● **Requirements**
List all lines in the material below that contain "JSON".

========================

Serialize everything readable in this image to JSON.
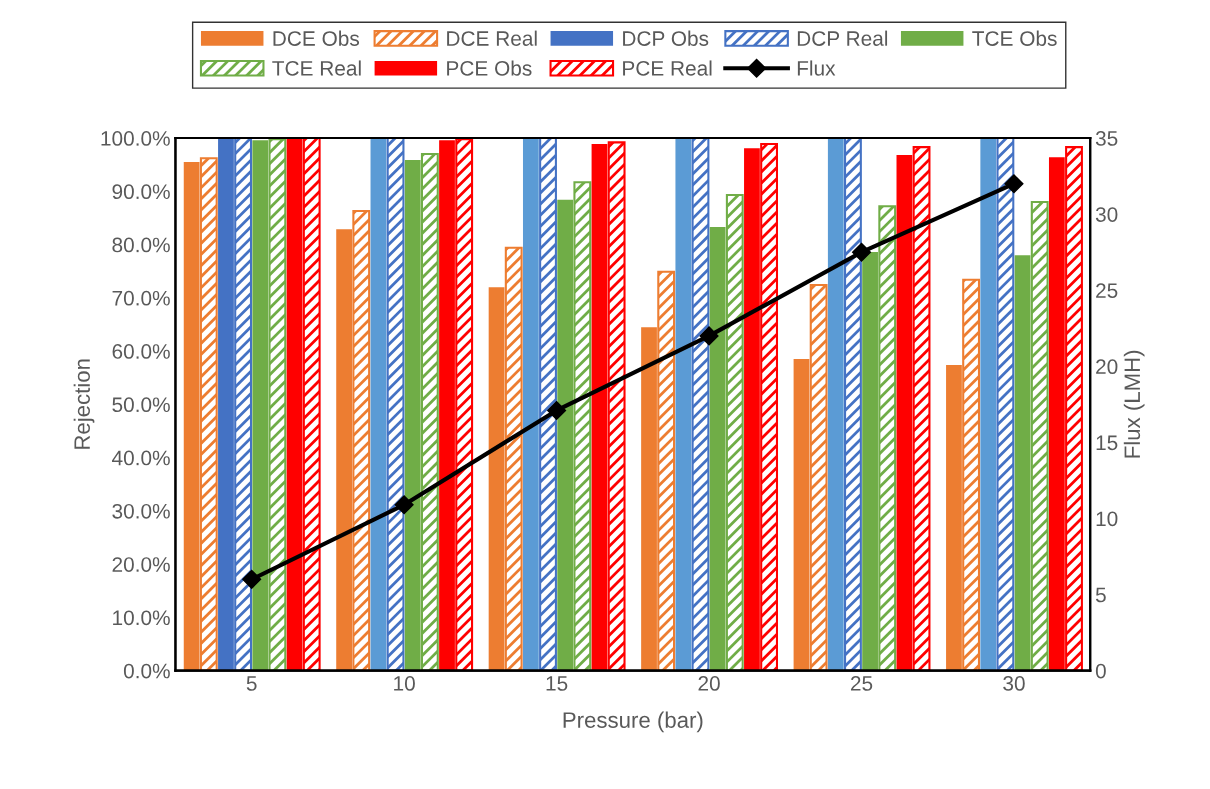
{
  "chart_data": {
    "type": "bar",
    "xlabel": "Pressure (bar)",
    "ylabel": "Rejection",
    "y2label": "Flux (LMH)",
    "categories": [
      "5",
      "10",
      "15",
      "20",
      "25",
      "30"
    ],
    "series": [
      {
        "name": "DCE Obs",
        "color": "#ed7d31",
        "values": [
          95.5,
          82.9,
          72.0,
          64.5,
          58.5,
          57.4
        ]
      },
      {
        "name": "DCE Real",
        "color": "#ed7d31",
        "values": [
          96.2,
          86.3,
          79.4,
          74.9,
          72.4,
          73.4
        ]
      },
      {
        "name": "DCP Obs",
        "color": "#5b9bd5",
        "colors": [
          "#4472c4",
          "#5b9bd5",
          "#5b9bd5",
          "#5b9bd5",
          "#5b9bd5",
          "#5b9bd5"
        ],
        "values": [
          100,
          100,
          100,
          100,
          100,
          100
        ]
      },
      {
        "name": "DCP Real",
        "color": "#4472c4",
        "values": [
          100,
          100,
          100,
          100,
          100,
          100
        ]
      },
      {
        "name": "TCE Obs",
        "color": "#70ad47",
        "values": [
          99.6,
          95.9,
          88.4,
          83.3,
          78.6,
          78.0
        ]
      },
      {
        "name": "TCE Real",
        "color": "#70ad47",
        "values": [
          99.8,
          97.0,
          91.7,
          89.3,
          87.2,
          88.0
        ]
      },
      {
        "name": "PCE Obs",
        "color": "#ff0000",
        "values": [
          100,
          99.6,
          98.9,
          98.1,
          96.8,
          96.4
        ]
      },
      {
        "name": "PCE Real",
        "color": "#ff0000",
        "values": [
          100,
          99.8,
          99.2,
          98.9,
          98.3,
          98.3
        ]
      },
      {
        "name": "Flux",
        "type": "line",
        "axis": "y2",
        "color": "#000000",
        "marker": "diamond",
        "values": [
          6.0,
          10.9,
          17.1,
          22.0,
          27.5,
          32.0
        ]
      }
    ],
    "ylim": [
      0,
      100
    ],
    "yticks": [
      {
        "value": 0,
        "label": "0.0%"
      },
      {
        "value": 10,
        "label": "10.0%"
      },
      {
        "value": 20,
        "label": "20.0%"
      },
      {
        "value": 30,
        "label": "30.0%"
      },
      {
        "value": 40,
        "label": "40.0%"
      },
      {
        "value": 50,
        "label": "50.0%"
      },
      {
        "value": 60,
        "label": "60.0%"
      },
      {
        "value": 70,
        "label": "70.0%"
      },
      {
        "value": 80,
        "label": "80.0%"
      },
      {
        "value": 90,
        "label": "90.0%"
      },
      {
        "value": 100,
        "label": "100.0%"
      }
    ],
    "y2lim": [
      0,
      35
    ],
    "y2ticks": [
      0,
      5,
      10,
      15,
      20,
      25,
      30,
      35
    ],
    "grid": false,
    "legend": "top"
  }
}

========================

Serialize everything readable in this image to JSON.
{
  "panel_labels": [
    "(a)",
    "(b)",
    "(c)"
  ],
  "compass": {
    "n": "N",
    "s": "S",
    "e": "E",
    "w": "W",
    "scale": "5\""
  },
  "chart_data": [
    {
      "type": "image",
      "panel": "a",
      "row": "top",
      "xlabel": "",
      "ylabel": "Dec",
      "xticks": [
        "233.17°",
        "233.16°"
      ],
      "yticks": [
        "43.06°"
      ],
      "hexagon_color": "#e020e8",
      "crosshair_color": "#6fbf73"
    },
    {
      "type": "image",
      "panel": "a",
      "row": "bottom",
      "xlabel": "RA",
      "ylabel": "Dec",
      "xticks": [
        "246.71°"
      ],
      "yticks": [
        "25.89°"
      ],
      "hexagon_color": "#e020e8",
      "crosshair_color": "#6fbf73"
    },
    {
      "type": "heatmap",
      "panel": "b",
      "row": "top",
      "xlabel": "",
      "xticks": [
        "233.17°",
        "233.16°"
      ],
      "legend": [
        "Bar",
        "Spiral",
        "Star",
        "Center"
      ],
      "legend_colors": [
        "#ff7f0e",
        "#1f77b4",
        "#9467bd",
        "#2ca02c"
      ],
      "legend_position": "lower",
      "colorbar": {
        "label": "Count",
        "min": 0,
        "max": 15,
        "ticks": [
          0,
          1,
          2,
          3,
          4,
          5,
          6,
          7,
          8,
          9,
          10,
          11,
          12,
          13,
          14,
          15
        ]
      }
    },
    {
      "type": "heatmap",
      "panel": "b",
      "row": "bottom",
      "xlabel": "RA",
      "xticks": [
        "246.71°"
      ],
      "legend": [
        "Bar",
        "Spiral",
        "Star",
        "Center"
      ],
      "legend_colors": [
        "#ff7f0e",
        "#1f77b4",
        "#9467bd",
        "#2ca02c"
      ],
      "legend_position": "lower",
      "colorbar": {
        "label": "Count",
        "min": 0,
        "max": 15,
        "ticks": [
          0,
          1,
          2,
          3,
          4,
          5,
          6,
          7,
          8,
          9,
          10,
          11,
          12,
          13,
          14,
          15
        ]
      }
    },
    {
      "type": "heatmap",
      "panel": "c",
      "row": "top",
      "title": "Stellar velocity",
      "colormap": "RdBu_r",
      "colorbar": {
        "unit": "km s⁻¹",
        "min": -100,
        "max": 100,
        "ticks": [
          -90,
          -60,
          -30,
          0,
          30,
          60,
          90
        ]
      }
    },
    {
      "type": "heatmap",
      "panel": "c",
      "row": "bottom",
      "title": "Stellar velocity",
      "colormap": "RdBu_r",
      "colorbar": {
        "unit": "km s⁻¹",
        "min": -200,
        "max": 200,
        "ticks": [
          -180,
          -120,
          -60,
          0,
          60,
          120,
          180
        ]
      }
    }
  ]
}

========================

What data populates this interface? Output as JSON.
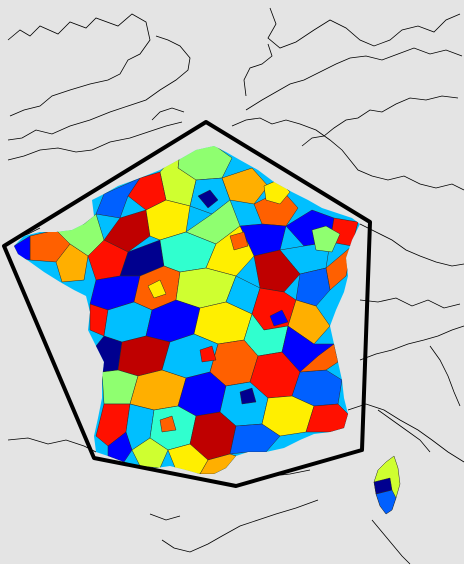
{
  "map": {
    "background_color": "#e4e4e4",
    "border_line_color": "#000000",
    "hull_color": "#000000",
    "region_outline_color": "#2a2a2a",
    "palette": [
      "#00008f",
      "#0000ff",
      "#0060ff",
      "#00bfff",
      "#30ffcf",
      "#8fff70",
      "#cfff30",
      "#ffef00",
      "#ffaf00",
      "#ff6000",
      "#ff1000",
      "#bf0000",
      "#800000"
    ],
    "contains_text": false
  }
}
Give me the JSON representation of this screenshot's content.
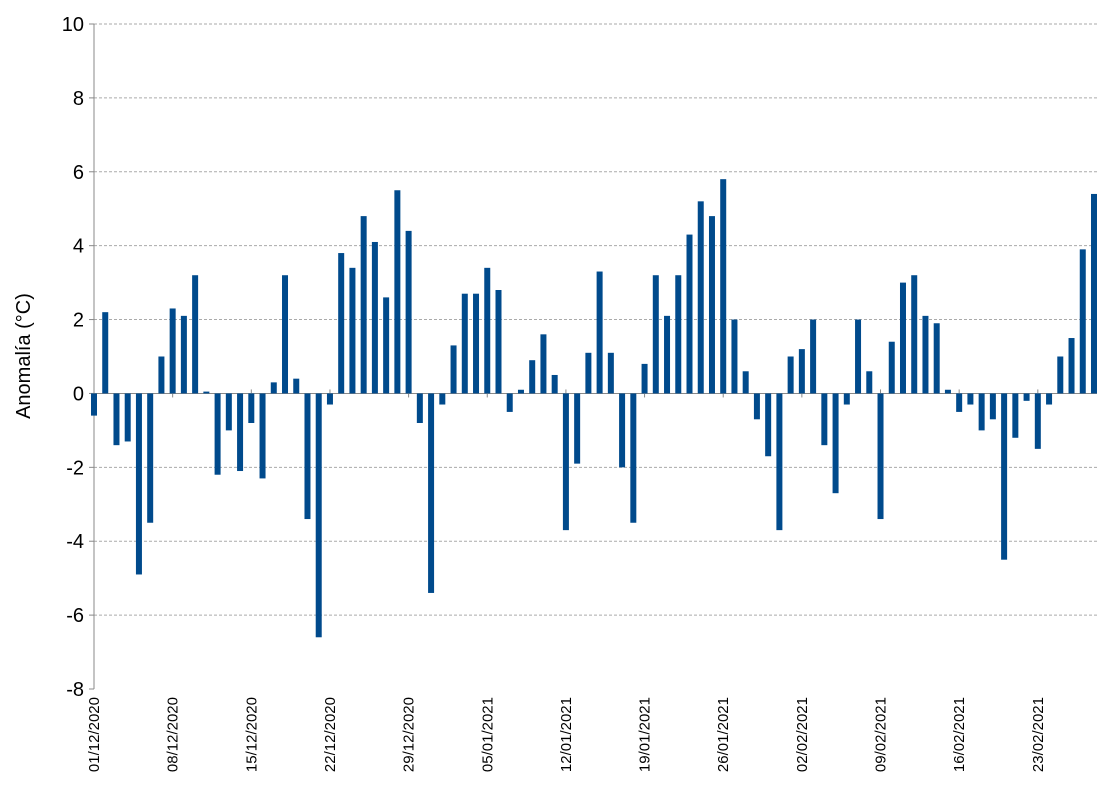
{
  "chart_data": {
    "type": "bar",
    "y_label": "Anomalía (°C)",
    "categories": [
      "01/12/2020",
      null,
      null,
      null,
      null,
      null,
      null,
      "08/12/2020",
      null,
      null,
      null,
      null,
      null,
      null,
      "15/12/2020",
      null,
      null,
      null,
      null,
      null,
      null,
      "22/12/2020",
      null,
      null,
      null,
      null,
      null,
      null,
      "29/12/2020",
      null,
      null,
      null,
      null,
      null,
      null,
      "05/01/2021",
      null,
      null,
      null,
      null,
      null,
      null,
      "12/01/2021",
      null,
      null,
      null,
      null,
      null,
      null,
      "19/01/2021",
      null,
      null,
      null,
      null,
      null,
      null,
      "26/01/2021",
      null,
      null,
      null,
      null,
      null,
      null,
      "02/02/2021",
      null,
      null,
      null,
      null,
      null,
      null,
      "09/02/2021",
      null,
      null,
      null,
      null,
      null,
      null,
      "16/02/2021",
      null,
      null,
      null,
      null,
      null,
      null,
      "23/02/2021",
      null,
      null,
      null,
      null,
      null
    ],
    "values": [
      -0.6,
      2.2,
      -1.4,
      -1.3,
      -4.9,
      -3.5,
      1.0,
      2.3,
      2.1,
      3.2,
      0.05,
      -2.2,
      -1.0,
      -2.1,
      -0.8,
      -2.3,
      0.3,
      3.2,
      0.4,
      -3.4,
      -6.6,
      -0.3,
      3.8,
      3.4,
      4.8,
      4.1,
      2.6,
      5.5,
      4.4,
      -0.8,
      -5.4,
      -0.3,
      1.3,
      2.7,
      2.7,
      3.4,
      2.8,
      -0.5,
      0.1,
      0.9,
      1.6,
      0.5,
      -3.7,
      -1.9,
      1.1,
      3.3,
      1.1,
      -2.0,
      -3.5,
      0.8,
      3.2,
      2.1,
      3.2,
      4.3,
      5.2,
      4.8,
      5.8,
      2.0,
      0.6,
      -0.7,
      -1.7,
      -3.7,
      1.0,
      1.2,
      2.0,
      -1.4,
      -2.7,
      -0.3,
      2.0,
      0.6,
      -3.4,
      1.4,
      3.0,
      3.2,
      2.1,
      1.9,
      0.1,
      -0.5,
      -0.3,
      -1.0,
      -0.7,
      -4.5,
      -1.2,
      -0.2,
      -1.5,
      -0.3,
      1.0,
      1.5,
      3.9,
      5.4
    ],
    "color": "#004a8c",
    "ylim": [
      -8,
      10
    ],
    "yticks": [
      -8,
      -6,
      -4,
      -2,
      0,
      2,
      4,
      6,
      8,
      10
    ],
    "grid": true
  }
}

========================

● **Final answer**
Serialize everything readable in this image to JSON.
Serialize everything readable in this image to JSON.
What data populates this interface? Output as JSON.
Give me the JSON representation of this screenshot's content.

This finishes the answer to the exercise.